- TASK DESCRIPTION
Search the data for the word "tham" and copy every line where it occurs.

- Stored entries
::::::::::

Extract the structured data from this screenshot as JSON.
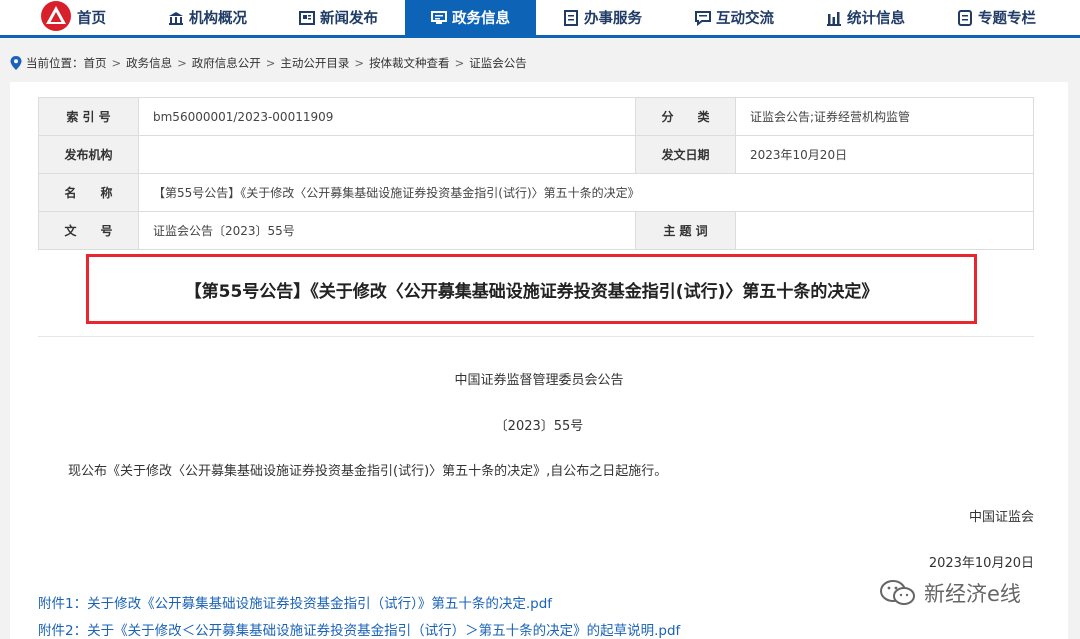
{
  "nav": {
    "items": [
      {
        "label": "首页",
        "icon": "home-logo-icon"
      },
      {
        "label": "机构概况",
        "icon": "building-icon"
      },
      {
        "label": "新闻发布",
        "icon": "news-icon"
      },
      {
        "label": "政务信息",
        "icon": "monitor-icon",
        "active": true
      },
      {
        "label": "办事服务",
        "icon": "document-list-icon"
      },
      {
        "label": "互动交流",
        "icon": "chat-icon"
      },
      {
        "label": "统计信息",
        "icon": "bar-chart-icon"
      },
      {
        "label": "专题专栏",
        "icon": "file-icon"
      }
    ],
    "active_color": "#0d63b6"
  },
  "breadcrumb": {
    "prefix": "当前位置：",
    "items": [
      "首页",
      "政务信息",
      "政府信息公开",
      "主动公开目录",
      "按体裁文种查看",
      "证监会公告"
    ],
    "separator": ">"
  },
  "meta": {
    "index_label": "索 引 号",
    "index_value": "bm56000001/2023-00011909",
    "category_label": "分　　类",
    "category_value": "证监会公告;证券经营机构监管",
    "issuer_label": "发布机构",
    "issuer_value": "",
    "date_label": "发文日期",
    "date_value": "2023年10月20日",
    "name_label": "名　　称",
    "name_value": "【第55号公告】《关于修改〈公开募集基础设施证券投资基金指引(试行)〉第五十条的决定》",
    "docno_label": "文　　号",
    "docno_value": "证监会公告〔2023〕55号",
    "keyword_label": "主 题 词",
    "keyword_value": ""
  },
  "title": "【第55号公告】《关于修改〈公开募集基础设施证券投资基金指引(试行)〉第五十条的决定》",
  "document": {
    "issuer": "中国证券监督管理委员会公告",
    "number": "〔2023〕55号",
    "body": "现公布《关于修改〈公开募集基础设施证券投资基金指引(试行)〉第五十条的决定》,自公布之日起施行。",
    "signature": "中国证监会",
    "date": "2023年10月20日"
  },
  "attachments": [
    "附件1：关于修改《公开募集基础设施证券投资基金指引（试行）》第五十条的决定.pdf",
    "附件2：关于《关于修改＜公开募集基础设施证券投资基金指引（试行）＞第五十条的决定》的起草说明.pdf"
  ],
  "watermark": "新经济e线",
  "colors": {
    "highlight_border": "#e8262d",
    "link": "#1a63b8"
  }
}
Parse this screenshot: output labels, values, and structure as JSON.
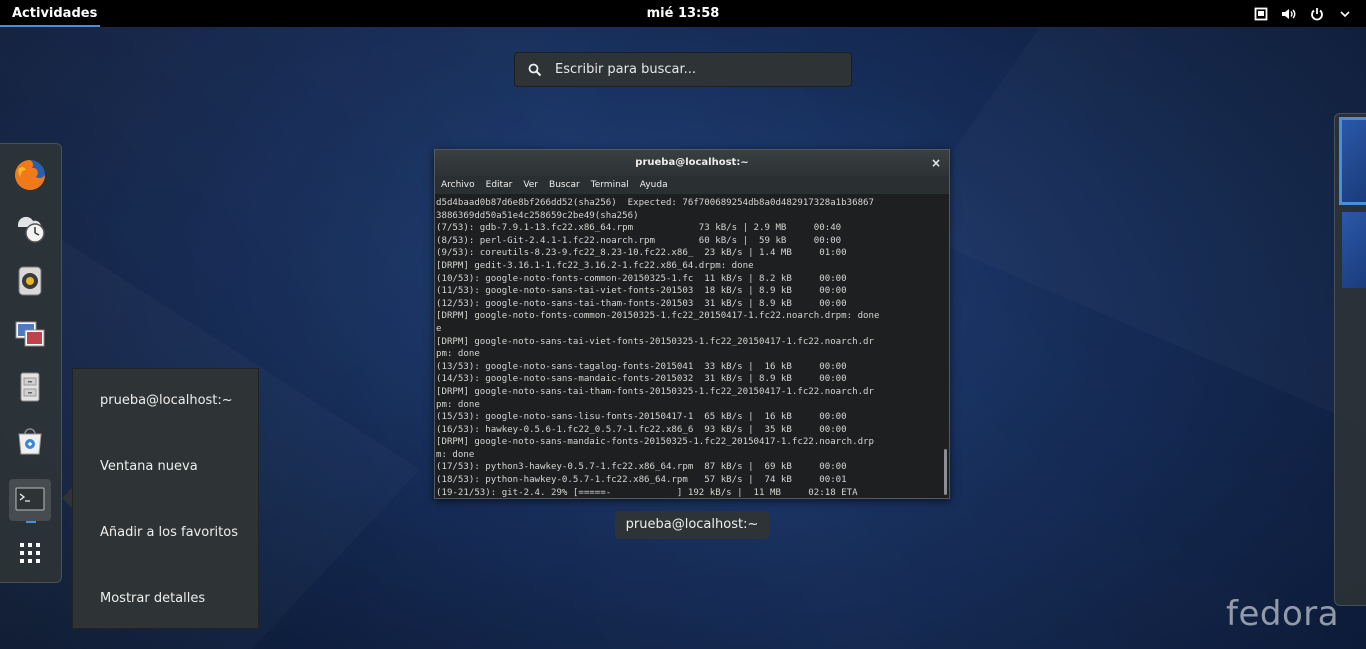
{
  "topbar": {
    "activities_label": "Actividades",
    "clock": "mié 13:58",
    "tray_icons": [
      "screen-icon",
      "volume-icon",
      "power-icon",
      "chevron-down-icon"
    ]
  },
  "search": {
    "placeholder": "Escribir para buscar..."
  },
  "dash": {
    "apps": [
      "firefox-icon",
      "clock-icon",
      "rhythmbox-icon",
      "image-viewer-icon",
      "file-manager-icon",
      "software-center-icon",
      "terminal-icon",
      "show-apps-icon"
    ]
  },
  "context_menu": {
    "items": [
      "prueba@localhost:~",
      "Ventana nueva",
      "Añadir a los favoritos",
      "Mostrar detalles"
    ]
  },
  "window": {
    "title": "prueba@localhost:~",
    "close_glyph": "×",
    "menu": [
      "Archivo",
      "Editar",
      "Ver",
      "Buscar",
      "Terminal",
      "Ayuda"
    ],
    "caption": "prueba@localhost:~",
    "terminal_lines": [
      "d5d4baad0b87d6e8bf266dd52(sha256)  Expected: 76f700689254db8a0d482917328a1b36867",
      "3886369dd50a51e4c258659c2be49(sha256)",
      "(7/53): gdb-7.9.1-13.fc22.x86_64.rpm            73 kB/s | 2.9 MB     00:40",
      "(8/53): perl-Git-2.4.1-1.fc22.noarch.rpm        60 kB/s |  59 kB     00:00",
      "(9/53): coreutils-8.23-9.fc22_8.23-10.fc22.x86_  23 kB/s | 1.4 MB     01:00",
      "[DRPM] gedit-3.16.1-1.fc22_3.16.2-1.fc22.x86_64.drpm: done",
      "(10/53): google-noto-fonts-common-20150325-1.fc  11 kB/s | 8.2 kB     00:00",
      "(11/53): google-noto-sans-tai-viet-fonts-201503  18 kB/s | 8.9 kB     00:00",
      "(12/53): google-noto-sans-tai-tham-fonts-201503  31 kB/s | 8.9 kB     00:00",
      "[DRPM] google-noto-fonts-common-20150325-1.fc22_20150417-1.fc22.noarch.drpm: done",
      "e",
      "[DRPM] google-noto-sans-tai-viet-fonts-20150325-1.fc22_20150417-1.fc22.noarch.dr",
      "pm: done",
      "(13/53): google-noto-sans-tagalog-fonts-2015041  33 kB/s |  16 kB     00:00",
      "(14/53): google-noto-sans-mandaic-fonts-2015032  31 kB/s | 8.9 kB     00:00",
      "[DRPM] google-noto-sans-tai-tham-fonts-20150325-1.fc22_20150417-1.fc22.noarch.dr",
      "pm: done",
      "(15/53): google-noto-sans-lisu-fonts-20150417-1  65 kB/s |  16 kB     00:00",
      "(16/53): hawkey-0.5.6-1.fc22_0.5.7-1.fc22.x86_6  93 kB/s |  35 kB     00:00",
      "[DRPM] google-noto-sans-mandaic-fonts-20150325-1.fc22_20150417-1.fc22.noarch.drp",
      "m: done",
      "(17/53): python3-hawkey-0.5.7-1.fc22.x86_64.rpm  87 kB/s |  69 kB     00:00",
      "(18/53): python-hawkey-0.5.7-1.fc22.x86_64.rpm   57 kB/s |  74 kB     00:01",
      "(19-21/53): git-2.4. 29% [=====-            ] 192 kB/s |  11 MB     02:18 ETA"
    ]
  },
  "brand": {
    "logo_text": "fedora"
  },
  "colors": {
    "accent": "#4a90d9",
    "panel": "#2e3436",
    "topbar": "#000000"
  }
}
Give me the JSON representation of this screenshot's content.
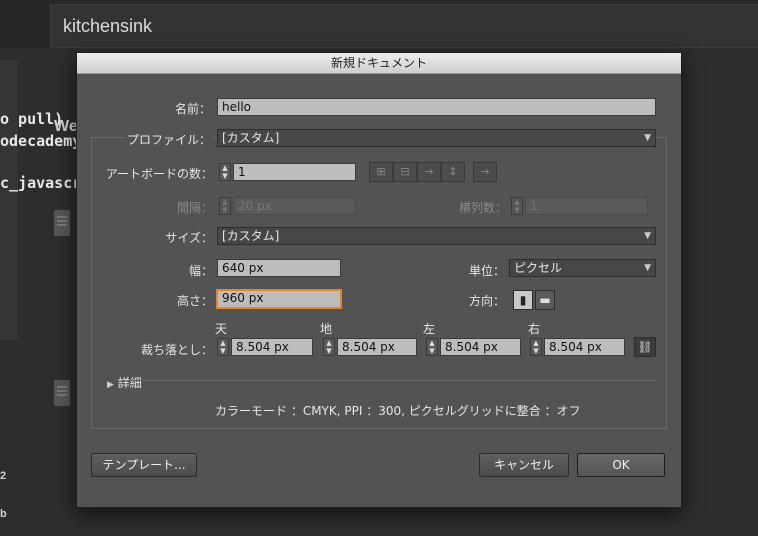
{
  "background": {
    "search_text": "kitchensink",
    "code_lines": [
      "o pull)",
      "odecademy",
      "c_javascr"
    ],
    "frag_we": "We",
    "frag_2": "2",
    "frag_b": "b"
  },
  "dialog": {
    "title": "新規ドキュメント",
    "name": {
      "label": "名前：",
      "value": "hello"
    },
    "profile": {
      "label": "プロファイル：",
      "value": "[カスタム]"
    },
    "artboards": {
      "label": "アートボードの数：",
      "value": "1"
    },
    "spacing": {
      "label": "間隔：",
      "value": "20 px"
    },
    "columns": {
      "label": "横列数：",
      "value": "1"
    },
    "size": {
      "label": "サイズ：",
      "value": "[カスタム]"
    },
    "width": {
      "label": "幅：",
      "value": "640 px"
    },
    "units": {
      "label": "単位：",
      "value": "ピクセル"
    },
    "height": {
      "label": "高さ：",
      "value": "960 px"
    },
    "orientation": {
      "label": "方向："
    },
    "bleed": {
      "label": "裁ち落とし：",
      "top": {
        "label": "天",
        "value": "8.504 px"
      },
      "bottom": {
        "label": "地",
        "value": "8.504 px"
      },
      "left": {
        "label": "左",
        "value": "8.504 px"
      },
      "right": {
        "label": "右",
        "value": "8.504 px"
      }
    },
    "advanced": {
      "label": "詳細"
    },
    "status_line": "カラーモード ：CMYK, PPI ：300, ピクセルグリッドに整合 ：オフ",
    "templates_button": "テンプレート...",
    "cancel_button": "キャンセル",
    "ok_button": "OK"
  }
}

::::::::::

- WORKED SOLUTION
      "(12/53): google-noto-sans-tai-tham-fonts-201503  31 kB/s | 8.9 kB     00:00",
      "[DRPM] google-noto-sans-tai-tham-fonts-20150325-1.fc22_20150417-1.fc22.noarch.dr",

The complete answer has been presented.